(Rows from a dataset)
----
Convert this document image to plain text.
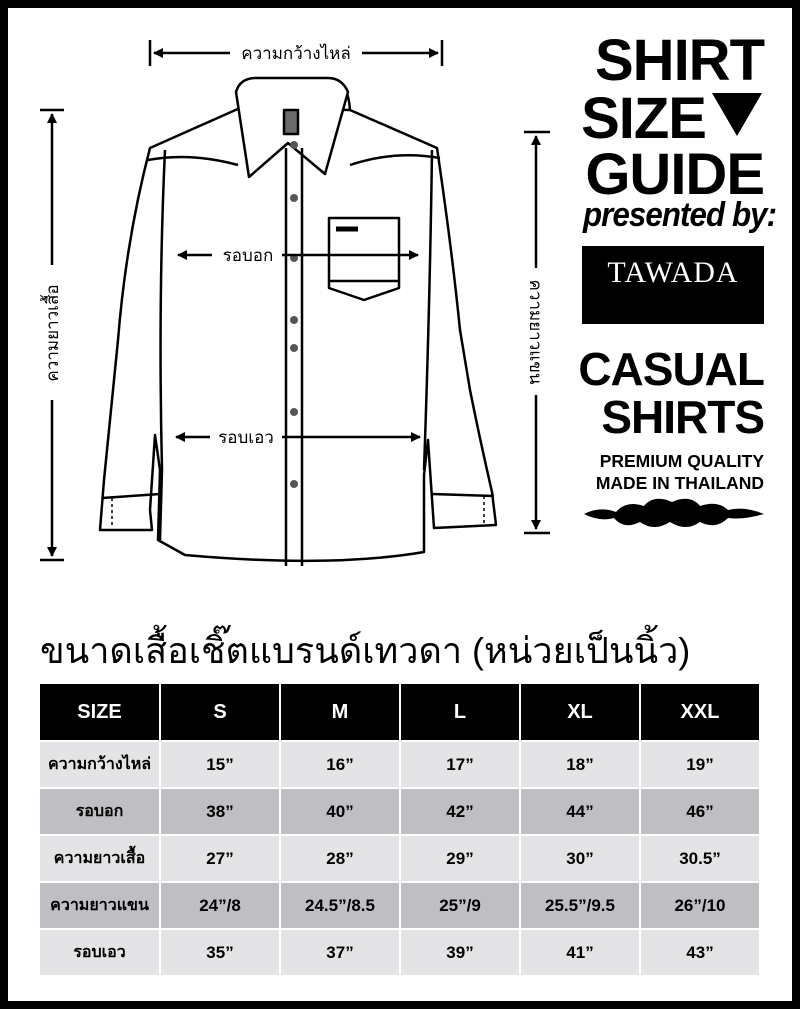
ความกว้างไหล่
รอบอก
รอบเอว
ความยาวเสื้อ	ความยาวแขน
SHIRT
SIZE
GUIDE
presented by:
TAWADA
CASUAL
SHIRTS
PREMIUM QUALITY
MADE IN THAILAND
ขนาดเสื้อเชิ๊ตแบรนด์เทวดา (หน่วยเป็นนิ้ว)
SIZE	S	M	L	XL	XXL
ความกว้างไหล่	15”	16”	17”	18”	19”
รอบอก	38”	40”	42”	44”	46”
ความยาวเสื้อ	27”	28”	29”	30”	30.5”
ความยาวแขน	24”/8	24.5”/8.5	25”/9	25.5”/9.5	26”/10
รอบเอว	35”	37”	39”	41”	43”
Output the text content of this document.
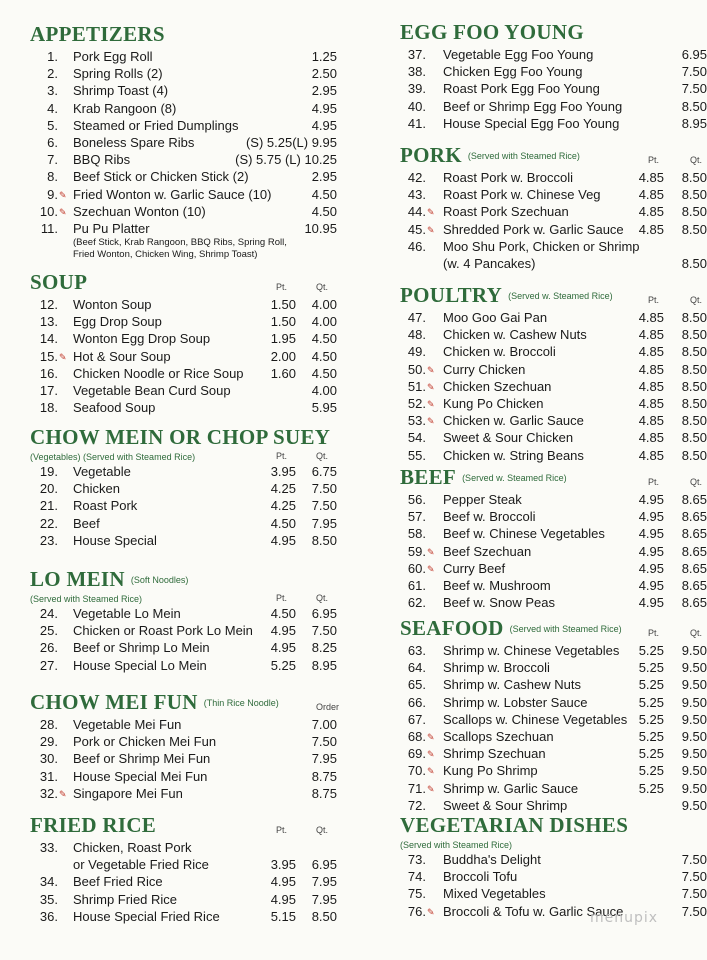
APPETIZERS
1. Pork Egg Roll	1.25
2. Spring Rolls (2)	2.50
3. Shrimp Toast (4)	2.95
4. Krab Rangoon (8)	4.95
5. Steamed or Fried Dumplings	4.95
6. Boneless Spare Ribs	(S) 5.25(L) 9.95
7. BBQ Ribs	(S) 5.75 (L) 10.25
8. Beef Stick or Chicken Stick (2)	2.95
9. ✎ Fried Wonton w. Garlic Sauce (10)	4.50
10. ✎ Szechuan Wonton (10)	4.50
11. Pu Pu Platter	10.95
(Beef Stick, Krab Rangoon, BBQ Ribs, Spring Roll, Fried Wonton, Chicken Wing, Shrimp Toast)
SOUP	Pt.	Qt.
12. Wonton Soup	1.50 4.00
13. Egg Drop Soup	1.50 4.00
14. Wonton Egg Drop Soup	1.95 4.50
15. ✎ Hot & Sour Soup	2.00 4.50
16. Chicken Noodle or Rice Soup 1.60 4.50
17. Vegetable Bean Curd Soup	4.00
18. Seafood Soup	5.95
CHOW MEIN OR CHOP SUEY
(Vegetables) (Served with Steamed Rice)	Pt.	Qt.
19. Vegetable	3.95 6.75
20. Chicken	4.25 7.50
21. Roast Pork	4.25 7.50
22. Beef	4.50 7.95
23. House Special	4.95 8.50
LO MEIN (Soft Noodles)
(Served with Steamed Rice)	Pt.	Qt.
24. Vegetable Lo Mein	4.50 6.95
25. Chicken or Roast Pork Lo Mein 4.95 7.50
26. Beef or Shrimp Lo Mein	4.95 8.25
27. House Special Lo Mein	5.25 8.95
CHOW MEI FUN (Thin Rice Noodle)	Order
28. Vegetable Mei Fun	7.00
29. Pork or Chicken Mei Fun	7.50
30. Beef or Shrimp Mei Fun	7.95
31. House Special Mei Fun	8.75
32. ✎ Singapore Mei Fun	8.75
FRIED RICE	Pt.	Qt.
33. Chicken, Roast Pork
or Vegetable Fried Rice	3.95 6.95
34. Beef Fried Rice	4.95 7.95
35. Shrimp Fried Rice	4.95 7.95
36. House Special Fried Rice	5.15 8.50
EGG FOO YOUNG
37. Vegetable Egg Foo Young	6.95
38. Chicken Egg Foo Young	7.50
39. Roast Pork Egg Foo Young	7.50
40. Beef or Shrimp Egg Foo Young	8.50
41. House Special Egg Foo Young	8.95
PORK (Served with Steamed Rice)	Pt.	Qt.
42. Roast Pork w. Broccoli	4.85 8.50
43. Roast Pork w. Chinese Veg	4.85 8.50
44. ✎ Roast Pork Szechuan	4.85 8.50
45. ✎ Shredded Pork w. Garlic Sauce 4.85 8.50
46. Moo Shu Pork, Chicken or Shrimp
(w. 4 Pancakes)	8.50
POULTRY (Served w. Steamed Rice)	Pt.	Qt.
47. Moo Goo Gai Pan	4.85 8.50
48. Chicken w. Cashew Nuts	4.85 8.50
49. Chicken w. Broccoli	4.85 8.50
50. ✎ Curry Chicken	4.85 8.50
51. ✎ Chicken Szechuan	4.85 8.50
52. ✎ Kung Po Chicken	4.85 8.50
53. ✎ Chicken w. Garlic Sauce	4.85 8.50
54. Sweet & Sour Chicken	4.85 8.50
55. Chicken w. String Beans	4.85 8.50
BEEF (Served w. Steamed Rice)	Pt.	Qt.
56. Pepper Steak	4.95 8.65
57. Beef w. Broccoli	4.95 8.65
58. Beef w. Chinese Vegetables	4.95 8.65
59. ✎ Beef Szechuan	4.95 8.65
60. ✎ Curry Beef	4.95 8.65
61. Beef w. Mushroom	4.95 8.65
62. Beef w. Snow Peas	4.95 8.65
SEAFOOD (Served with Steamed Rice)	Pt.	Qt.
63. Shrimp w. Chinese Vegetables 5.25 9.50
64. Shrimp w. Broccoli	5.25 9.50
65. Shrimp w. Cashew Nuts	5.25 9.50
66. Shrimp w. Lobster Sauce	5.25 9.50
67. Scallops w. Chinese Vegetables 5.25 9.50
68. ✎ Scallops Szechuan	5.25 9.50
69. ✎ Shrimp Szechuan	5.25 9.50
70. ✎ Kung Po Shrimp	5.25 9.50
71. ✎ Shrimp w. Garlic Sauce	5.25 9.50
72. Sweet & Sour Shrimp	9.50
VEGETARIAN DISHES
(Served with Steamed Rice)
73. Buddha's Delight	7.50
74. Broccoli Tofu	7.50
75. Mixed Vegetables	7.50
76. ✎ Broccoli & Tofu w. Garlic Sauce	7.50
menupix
----
▶ **What the exercise asks**: Exclude the images, then output the data above word for word.

▶ **Exercise result**:
Convert this document image to plain text.
ความกว้างไหล่
รอบอก
รอบเอว
ความยาวเสื้อ	ความยาวแขน
SHIRT
SIZE
GUIDE
presented by:
TAWADA
CASUAL
SHIRTS
PREMIUM QUALITY
MADE IN THAILAND
ขนาดเสื้อเชิ๊ตแบรนด์เทวดา (หน่วยเป็นนิ้ว)
SIZE	S	M	L	XL	XXL
ความกว้างไหล่	15”	16”	17”	18”	19”
รอบอก	38”	40”	42”	44”	46”
ความยาวเสื้อ	27”	28”	29”	30”	30.5”
ความยาวแขน	24”/8	24.5”/8.5	25”/9	25.5”/9.5	26”/10
รอบเอว	35”	37”	39”	41”	43”
Output the text content of this document.
APPETIZERS
1. Pork Egg Roll	1.25
2. Spring Rolls (2)	2.50
3. Shrimp Toast (4)	2.95
4. Krab Rangoon (8)	4.95
5. Steamed or Fried Dumplings	4.95
6. Boneless Spare Ribs	(S) 5.25(L) 9.95
7. BBQ Ribs	(S) 5.75 (L) 10.25
8. Beef Stick or Chicken Stick (2)	2.95
9. ✎ Fried Wonton w. Garlic Sauce (10)	4.50
10. ✎ Szechuan Wonton (10)	4.50
11. Pu Pu Platter	10.95
(Beef Stick, Krab Rangoon, BBQ Ribs, Spring Roll, Fried Wonton, Chicken Wing, Shrimp Toast)
SOUP	Pt.	Qt.
12. Wonton Soup	1.50 4.00
13. Egg Drop Soup	1.50 4.00
14. Wonton Egg Drop Soup	1.95 4.50
15. ✎ Hot & Sour Soup	2.00 4.50
16. Chicken Noodle or Rice Soup 1.60 4.50
17. Vegetable Bean Curd Soup	4.00
18. Seafood Soup	5.95
CHOW MEIN OR CHOP SUEY
(Vegetables) (Served with Steamed Rice)	Pt.	Qt.
19. Vegetable	3.95 6.75
20. Chicken	4.25 7.50
21. Roast Pork	4.25 7.50
22. Beef	4.50 7.95
23. House Special	4.95 8.50
LO MEIN (Soft Noodles)
(Served with Steamed Rice)	Pt.	Qt.
24. Vegetable Lo Mein	4.50 6.95
25. Chicken or Roast Pork Lo Mein 4.95 7.50
26. Beef or Shrimp Lo Mein	4.95 8.25
27. House Special Lo Mein	5.25 8.95
CHOW MEI FUN (Thin Rice Noodle)	Order
28. Vegetable Mei Fun	7.00
29. Pork or Chicken Mei Fun	7.50
30. Beef or Shrimp Mei Fun	7.95
31. House Special Mei Fun	8.75
32. ✎ Singapore Mei Fun	8.75
FRIED RICE	Pt.	Qt.
33. Chicken, Roast Pork
or Vegetable Fried Rice	3.95 6.95
34. Beef Fried Rice	4.95 7.95
35. Shrimp Fried Rice	4.95 7.95
36. House Special Fried Rice	5.15 8.50
EGG FOO YOUNG
37. Vegetable Egg Foo Young	6.95
38. Chicken Egg Foo Young	7.50
39. Roast Pork Egg Foo Young	7.50
40. Beef or Shrimp Egg Foo Young	8.50
41. House Special Egg Foo Young	8.95
PORK (Served with Steamed Rice)	Pt.	Qt.
42. Roast Pork w. Broccoli	4.85 8.50
43. Roast Pork w. Chinese Veg	4.85 8.50
44. ✎ Roast Pork Szechuan	4.85 8.50
45. ✎ Shredded Pork w. Garlic Sauce 4.85 8.50
46. Moo Shu Pork, Chicken or Shrimp
(w. 4 Pancakes)	8.50
POULTRY (Served w. Steamed Rice)	Pt.	Qt.
47. Moo Goo Gai Pan	4.85 8.50
48. Chicken w. Cashew Nuts	4.85 8.50
49. Chicken w. Broccoli	4.85 8.50
50. ✎ Curry Chicken	4.85 8.50
51. ✎ Chicken Szechuan	4.85 8.50
52. ✎ Kung Po Chicken	4.85 8.50
53. ✎ Chicken w. Garlic Sauce	4.85 8.50
54. Sweet & Sour Chicken	4.85 8.50
55. Chicken w. String Beans	4.85 8.50
BEEF (Served w. Steamed Rice)	Pt.	Qt.
56. Pepper Steak	4.95 8.65
57. Beef w. Broccoli	4.95 8.65
58. Beef w. Chinese Vegetables	4.95 8.65
59. ✎ Beef Szechuan	4.95 8.65
60. ✎ Curry Beef	4.95 8.65
61. Beef w. Mushroom	4.95 8.65
62. Beef w. Snow Peas	4.95 8.65
SEAFOOD (Served with Steamed Rice)	Pt.	Qt.
63. Shrimp w. Chinese Vegetables 5.25 9.50
64. Shrimp w. Broccoli	5.25 9.50
65. Shrimp w. Cashew Nuts	5.25 9.50
66. Shrimp w. Lobster Sauce	5.25 9.50
67. Scallops w. Chinese Vegetables 5.25 9.50
68. ✎ Scallops Szechuan	5.25 9.50
69. ✎ Shrimp Szechuan	5.25 9.50
70. ✎ Kung Po Shrimp	5.25 9.50
71. ✎ Shrimp w. Garlic Sauce	5.25 9.50
72. Sweet & Sour Shrimp	9.50
VEGETARIAN DISHES
(Served with Steamed Rice)
73. Buddha's Delight	7.50
74. Broccoli Tofu	7.50
75. Mixed Vegetables	7.50
76. ✎ Broccoli & Tofu w. Garlic Sauce	7.50
menupix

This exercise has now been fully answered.